PROVIDED TEXT:
----

Skip to main content

Compute Functions

The compute module provides functions for performing data transformations and computations on Arrow data structures.

Function Registry

All compute functions are registered in a global function registry.

GetFunctionRegistry

Returns the global function registry.
FunctionRegistry* GetFunctionRegistry()

Calling Functions

Functions can be called using the CallFunction convenience API:
Result<Datum> CallFunction(
    const std::string& func_name,
    const std::vector<Datum>& args,
    const FunctionOptions* options = nullptr,
    ExecContext* ctx = nullptr)
func_name
const std::string&
required
Name of the function to call
args
const std::vector<Datum>&
required
Input arguments (Arrays, Scalars, or ChunkedArrays)
options
const FunctionOptions*
Function-specific options
ctx
ExecContext*
Execution context (memory pool, function registry, etc.)
Returns: Result containing output data

Function Classes

Function

Base class for all compute functions.
class Function
name
const std::string&
Returns the function name
kind
Function::Kind
Returns the function kind (SCALAR, VECTOR, SCALAR_AGGREGATE, HASH_AGGREGATE, or META)
arity
const Arity&
Returns the function arity (number of required arguments)
doc
const FunctionDoc&
Returns the function documentation
Execute
Result<Datum>
args
const std::vector<Datum>&
required
Input arguments
options
const FunctionOptions*
Function options
ctx
ExecContext*
Execution context
Executes the function with kernel dispatch, batch iteration, and memory allocation handled automatically

Function Kinds

  • SCALAR: Operates element-wise on arrays/scalars. Output size matches input size
  • VECTOR: Array-to-array operations where behavior depends on entire array values
  • SCALAR_AGGREGATE: Computes scalar summary statistics from array input
  • HASH_AGGREGATE: Computes grouped summary statistics from array input and group identifiers
  • META: Dispatches to other functions, contains no kernels

Arity

Describes the number of required arguments for a function.
struct Arity {
  int num_args;
  bool is_varargs;
}
Nullary
static Arity
Function taking no arguments
Unary
static Arity
Function taking 1 argument
Binary
static Arity
Function taking 2 arguments
Ternary
static Arity
Function taking 3 arguments
VarArgs
static Arity
min_args
int
Minimum number of required arguments (default: 0)
Function taking a variable number of arguments

Common Compute Functions

Arithmetic Functions

Element-wise arithmetic operations.

----

RECORD LIST:

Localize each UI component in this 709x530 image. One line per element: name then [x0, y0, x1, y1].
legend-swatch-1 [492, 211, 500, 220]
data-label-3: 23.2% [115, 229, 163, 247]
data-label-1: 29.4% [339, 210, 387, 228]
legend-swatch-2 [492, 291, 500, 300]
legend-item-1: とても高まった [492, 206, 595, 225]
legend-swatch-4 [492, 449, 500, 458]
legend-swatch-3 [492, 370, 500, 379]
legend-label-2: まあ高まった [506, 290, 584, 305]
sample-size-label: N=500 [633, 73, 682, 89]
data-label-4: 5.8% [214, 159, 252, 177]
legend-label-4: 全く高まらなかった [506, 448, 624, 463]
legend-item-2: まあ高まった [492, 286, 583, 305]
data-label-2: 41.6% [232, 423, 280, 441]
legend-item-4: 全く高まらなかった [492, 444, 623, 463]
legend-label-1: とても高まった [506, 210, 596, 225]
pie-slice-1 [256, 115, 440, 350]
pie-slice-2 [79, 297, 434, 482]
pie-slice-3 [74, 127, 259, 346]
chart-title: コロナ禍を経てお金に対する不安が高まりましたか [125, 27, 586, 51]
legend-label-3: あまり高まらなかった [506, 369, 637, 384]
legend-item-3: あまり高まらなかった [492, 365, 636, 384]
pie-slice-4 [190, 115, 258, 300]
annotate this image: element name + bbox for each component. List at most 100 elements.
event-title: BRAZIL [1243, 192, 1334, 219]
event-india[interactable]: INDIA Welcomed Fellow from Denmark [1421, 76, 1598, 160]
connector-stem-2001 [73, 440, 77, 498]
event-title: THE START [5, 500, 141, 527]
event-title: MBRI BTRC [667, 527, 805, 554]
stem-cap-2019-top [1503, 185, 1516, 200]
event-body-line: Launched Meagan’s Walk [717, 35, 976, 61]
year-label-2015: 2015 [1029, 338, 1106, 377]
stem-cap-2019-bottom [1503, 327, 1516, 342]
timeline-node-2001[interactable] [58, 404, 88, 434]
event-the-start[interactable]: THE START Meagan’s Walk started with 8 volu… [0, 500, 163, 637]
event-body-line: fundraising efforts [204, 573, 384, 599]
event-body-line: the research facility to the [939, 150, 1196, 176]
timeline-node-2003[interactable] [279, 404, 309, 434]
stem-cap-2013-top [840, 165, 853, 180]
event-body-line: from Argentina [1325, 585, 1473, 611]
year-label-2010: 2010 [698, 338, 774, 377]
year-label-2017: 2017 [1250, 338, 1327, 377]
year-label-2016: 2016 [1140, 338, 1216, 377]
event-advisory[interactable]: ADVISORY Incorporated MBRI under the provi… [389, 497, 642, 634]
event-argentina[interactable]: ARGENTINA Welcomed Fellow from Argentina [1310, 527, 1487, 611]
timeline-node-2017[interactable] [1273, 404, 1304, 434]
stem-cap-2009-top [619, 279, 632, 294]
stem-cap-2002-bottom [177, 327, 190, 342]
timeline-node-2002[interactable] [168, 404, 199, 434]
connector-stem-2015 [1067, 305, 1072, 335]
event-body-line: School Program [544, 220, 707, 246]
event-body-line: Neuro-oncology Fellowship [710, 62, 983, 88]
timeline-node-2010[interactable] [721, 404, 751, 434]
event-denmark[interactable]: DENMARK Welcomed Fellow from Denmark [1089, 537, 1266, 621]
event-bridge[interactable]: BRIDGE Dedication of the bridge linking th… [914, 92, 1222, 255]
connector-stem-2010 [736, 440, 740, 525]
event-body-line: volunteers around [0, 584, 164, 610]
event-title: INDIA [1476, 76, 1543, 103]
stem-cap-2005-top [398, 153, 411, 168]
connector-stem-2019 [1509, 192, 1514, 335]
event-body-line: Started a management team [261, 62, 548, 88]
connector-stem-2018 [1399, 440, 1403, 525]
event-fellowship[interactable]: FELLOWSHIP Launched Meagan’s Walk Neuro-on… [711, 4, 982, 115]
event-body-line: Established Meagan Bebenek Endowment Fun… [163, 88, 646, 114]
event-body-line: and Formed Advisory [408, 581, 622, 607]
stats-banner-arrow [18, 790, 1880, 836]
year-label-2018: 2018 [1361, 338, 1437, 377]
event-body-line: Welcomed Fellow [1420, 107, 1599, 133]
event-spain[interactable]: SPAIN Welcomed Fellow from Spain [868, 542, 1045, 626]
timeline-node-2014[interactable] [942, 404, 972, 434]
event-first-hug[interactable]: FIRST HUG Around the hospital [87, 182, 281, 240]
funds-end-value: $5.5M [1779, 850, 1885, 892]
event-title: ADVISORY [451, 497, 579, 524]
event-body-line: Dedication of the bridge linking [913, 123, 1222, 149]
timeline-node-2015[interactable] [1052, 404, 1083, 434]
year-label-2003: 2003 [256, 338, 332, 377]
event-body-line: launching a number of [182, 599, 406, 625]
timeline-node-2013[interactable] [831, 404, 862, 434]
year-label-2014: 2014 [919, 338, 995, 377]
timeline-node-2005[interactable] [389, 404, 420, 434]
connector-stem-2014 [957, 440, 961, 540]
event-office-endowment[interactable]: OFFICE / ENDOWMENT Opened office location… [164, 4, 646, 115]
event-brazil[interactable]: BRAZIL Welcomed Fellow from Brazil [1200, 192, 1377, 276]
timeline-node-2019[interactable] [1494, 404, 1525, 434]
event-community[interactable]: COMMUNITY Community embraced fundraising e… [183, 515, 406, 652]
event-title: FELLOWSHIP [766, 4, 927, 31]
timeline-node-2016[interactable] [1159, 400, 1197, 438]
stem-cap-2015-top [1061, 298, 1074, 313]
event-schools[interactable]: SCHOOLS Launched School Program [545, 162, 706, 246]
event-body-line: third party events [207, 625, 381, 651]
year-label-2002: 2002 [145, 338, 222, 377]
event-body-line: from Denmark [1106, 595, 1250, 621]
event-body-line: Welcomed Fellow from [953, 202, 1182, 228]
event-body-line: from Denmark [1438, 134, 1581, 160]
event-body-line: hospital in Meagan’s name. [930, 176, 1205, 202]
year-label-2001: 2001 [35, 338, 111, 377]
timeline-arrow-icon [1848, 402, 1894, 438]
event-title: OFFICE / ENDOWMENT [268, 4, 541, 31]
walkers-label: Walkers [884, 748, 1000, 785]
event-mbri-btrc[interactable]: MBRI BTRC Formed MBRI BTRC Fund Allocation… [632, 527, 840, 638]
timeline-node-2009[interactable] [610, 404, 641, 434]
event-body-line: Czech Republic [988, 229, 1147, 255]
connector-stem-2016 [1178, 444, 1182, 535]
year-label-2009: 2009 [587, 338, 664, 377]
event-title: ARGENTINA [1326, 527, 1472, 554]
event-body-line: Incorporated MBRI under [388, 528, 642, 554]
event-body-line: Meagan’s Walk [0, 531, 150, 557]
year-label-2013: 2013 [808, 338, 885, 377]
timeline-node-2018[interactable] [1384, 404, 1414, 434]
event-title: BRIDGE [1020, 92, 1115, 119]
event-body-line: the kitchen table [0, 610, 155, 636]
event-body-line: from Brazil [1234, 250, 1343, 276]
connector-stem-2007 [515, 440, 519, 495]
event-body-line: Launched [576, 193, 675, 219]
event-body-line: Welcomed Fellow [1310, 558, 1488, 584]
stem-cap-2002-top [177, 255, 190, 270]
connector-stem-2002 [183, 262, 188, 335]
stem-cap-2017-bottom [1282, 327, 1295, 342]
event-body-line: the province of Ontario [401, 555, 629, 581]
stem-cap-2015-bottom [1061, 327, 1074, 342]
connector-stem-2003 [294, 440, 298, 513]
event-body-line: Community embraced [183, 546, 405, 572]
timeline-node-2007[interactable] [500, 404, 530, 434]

----

YOUR TASKS:
1 – List every function kind named in the compute functions documentation.
2 – According to the compute functions documentation, how does a VECTOR function differ from a SCALAR function?
3 – In the compute functions documentation, what default value do the options and ctx parameters of CallFunction have?
The lines after the compute functions documentation come from a separate source.

FINAL ANSWERS:
1 – SCALAR, VECTOR, SCALAR_AGGREGATE, HASH_AGGREGATE, META

2 – A SCALAR function operates element-wise on arrays or scalars, so its output size matches its input size. A VECTOR function performs array-to-array operations whose behavior depends on the values of the entire array.

3 – Both default to nullptr.